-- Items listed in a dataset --
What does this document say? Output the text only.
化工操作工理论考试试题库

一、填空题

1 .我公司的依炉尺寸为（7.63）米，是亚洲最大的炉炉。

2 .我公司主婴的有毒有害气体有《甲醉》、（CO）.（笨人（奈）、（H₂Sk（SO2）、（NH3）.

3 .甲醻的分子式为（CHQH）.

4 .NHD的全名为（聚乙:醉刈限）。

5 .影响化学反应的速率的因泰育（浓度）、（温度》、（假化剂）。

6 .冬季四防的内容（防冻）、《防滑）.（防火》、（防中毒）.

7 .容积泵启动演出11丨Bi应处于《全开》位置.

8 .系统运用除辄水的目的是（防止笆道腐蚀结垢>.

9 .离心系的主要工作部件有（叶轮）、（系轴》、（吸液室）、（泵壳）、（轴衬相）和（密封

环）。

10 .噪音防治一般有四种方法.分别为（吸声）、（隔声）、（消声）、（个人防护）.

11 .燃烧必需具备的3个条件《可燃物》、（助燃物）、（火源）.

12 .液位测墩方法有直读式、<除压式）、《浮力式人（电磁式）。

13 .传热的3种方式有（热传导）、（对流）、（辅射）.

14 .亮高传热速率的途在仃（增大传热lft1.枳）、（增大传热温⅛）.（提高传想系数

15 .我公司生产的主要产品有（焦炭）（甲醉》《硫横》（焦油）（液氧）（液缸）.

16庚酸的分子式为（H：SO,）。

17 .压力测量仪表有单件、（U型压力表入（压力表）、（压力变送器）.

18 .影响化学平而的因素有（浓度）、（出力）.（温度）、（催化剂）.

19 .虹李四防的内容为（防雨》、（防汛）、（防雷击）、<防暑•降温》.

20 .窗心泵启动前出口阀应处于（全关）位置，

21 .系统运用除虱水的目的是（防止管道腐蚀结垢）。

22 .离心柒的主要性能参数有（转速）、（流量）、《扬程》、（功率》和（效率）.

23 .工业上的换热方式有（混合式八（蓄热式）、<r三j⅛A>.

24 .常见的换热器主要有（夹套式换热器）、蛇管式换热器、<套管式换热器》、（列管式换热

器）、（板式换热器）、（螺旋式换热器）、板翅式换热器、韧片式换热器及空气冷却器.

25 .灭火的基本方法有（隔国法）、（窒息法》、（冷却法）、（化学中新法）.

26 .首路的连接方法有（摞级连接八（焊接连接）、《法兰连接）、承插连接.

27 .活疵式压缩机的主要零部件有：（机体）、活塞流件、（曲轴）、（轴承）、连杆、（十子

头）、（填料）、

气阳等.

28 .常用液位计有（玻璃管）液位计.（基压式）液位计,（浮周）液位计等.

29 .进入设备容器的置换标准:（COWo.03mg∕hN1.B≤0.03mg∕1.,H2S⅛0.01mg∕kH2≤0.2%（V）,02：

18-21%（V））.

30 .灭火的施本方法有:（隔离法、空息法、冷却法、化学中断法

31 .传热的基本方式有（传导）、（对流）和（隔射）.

-- SHORT TASK --
Provide an exact reproduction of all the entries shown above.

-- OUTPUT --
What does this document say? Output the text only.
化工操作工理论考试试题库

一、填空题

1 .我公司的依炉尺寸为（7.63）米，是亚洲最大的炉炉。

2 .我公司主婴的有毒有害气体有《甲醉》、（CO）.（笨人（奈）、（H₂Sk（SO2）、（NH3）.

3 .甲醻的分子式为（CHQH）.

4 .NHD的全名为（聚乙:醉刈限）。

5 .影响化学反应的速率的因泰育（浓度）、（温度》、（假化剂）。

6 .冬季四防的内容（防冻）、《防滑）.（防火》、（防中毒）.

7 .容积泵启动演出11丨Bi应处于《全开》位置.

8 .系统运用除辄水的目的是（防止笆道腐蚀结垢>.

9 .离心系的主要工作部件有（叶轮）、（系轴》、（吸液室）、（泵壳）、（轴衬相）和（密封

环）。

10 .噪音防治一般有四种方法.分别为（吸声）、（隔声）、（消声）、（个人防护）.

11 .燃烧必需具备的3个条件《可燃物》、（助燃物）、（火源）.

12 .液位测墩方法有直读式、<除压式）、《浮力式人（电磁式）。

13 .传热的3种方式有（热传导）、（对流）、（辅射）.

14 .亮高传热速率的途在仃（增大传热lft1.枳）、（增大传热温⅛）.（提高传想系数

15 .我公司生产的主要产品有（焦炭）（甲醉》《硫横》（焦油）（液氧）（液缸）.

16庚酸的分子式为（H：SO,）。

17 .压力测量仪表有单件、（U型压力表入（压力表）、（压力变送器）.

18 .影响化学平而的因素有（浓度）、（出力）.（温度）、（催化剂）.

19 .虹李四防的内容为（防雨》、（防汛）、（防雷击）、<防暑•降温》.

20 .窗心泵启动前出口阀应处于（全关）位置，

21 .系统运用除虱水的目的是（防止管道腐蚀结垢）。

22 .离心柒的主要性能参数有（转速）、（流量）、《扬程》、（功率》和（效率）.

23 .工业上的换热方式有（混合式八（蓄热式）、<r三j⅛A>.

24 .常见的换热器主要有（夹套式换热器）、蛇管式换热器、<套管式换热器》、（列管式换热

器）、（板式换热器）、（螺旋式换热器）、板翅式换热器、韧片式换热器及空气冷却器.

25 .灭火的基本方法有（隔国法）、（窒息法》、（冷却法）、（化学中新法）.

26 .首路的连接方法有（摞级连接八（焊接连接）、《法兰连接）、承插连接.

27 .活疵式压缩机的主要零部件有：（机体）、活塞流件、（曲轴）、（轴承）、连杆、（十子

头）、（填料）、

气阳等.

28 .常用液位计有（玻璃管）液位计.（基压式）液位计,（浮周）液位计等.

29 .进入设备容器的置换标准:（COWo.03mg∕hN1.B≤0.03mg∕1.,H2S⅛0.01mg∕kH2≤0.2%（V）,02：

18-21%（V））.

30 .灭火的施本方法有:（隔离法、空息法、冷却法、化学中断法

31 .传热的基本方式有（传导）、（对流）和（隔射）.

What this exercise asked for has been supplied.